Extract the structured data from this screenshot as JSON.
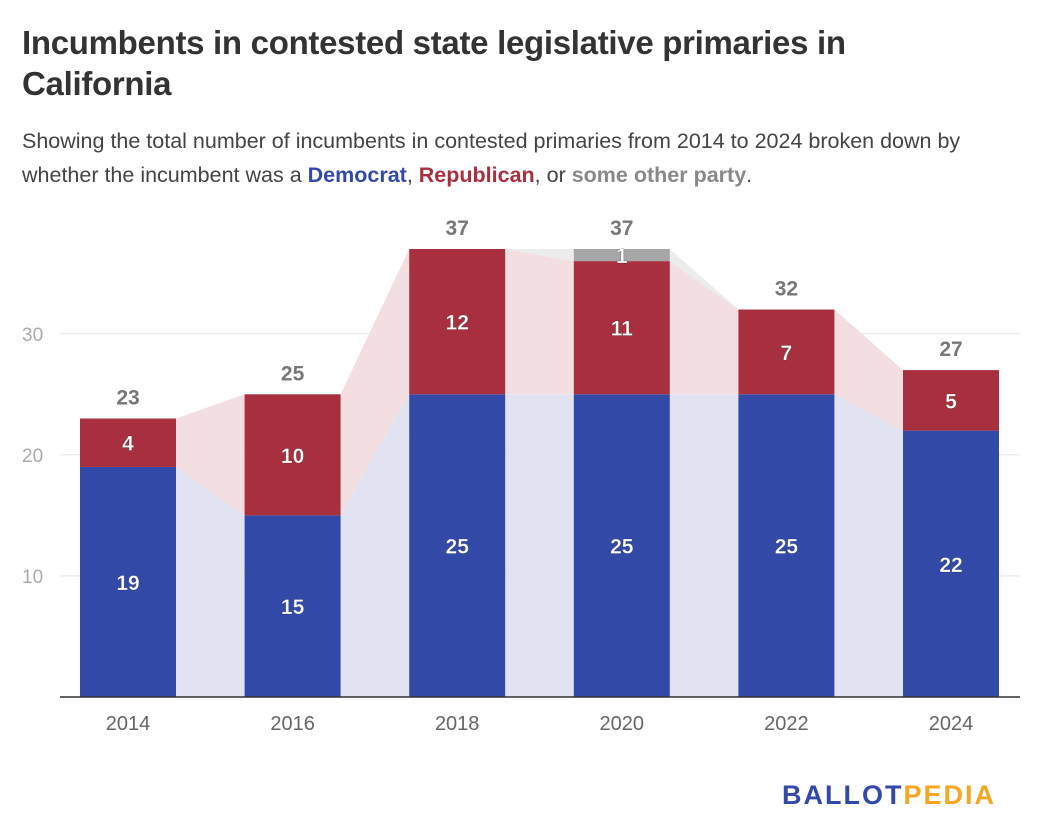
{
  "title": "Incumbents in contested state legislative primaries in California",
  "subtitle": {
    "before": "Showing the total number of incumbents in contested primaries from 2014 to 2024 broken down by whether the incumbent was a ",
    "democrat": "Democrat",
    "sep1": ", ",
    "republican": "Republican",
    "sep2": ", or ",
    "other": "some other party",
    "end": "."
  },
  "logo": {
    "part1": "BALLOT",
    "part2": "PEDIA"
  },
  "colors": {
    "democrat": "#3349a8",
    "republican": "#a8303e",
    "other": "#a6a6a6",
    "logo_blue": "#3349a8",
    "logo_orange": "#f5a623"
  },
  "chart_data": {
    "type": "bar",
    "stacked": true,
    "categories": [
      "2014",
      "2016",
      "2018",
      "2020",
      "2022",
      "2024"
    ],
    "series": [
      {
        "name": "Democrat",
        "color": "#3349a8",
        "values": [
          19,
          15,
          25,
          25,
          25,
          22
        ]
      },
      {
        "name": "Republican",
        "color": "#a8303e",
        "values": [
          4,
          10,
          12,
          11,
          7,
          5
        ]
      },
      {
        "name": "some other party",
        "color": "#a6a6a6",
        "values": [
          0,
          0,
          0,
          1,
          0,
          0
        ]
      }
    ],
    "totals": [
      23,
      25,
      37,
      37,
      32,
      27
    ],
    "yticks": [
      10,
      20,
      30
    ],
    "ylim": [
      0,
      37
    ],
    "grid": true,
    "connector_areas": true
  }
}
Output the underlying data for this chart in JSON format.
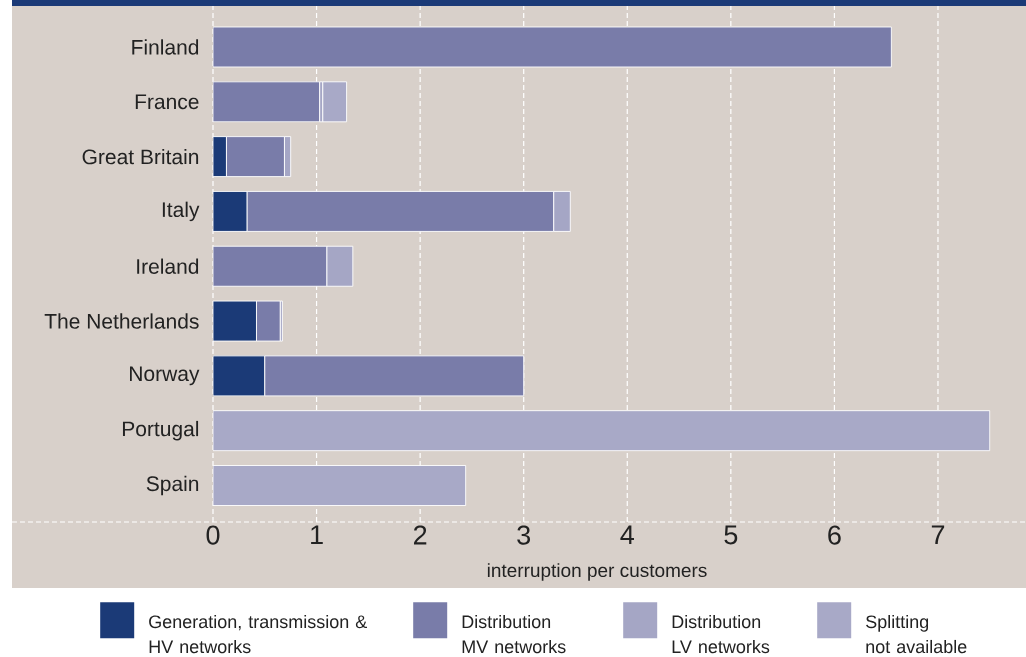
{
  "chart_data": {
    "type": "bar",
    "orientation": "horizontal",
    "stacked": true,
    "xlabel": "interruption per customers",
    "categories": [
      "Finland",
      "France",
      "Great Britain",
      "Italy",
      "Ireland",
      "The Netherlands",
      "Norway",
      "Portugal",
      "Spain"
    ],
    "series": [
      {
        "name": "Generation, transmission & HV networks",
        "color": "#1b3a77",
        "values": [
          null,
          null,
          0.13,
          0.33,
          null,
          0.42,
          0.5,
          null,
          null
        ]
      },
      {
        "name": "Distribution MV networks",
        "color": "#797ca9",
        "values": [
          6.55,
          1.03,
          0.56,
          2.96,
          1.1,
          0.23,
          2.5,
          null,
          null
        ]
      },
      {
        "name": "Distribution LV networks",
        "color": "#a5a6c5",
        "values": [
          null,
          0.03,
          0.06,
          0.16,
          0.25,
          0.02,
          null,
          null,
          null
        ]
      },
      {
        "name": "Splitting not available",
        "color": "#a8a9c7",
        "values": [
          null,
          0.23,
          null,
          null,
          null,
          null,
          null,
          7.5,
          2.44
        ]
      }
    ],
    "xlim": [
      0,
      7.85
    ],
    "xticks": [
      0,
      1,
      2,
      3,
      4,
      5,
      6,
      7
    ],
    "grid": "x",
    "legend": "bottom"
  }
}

--------------------

Instructions to follow: Select from the material above each line in which the string "this" appears, and list those lines.

Exercise solution:
Extract the structured data from this screenshot as JSON.
Output the underlying data for this chart in JSON format.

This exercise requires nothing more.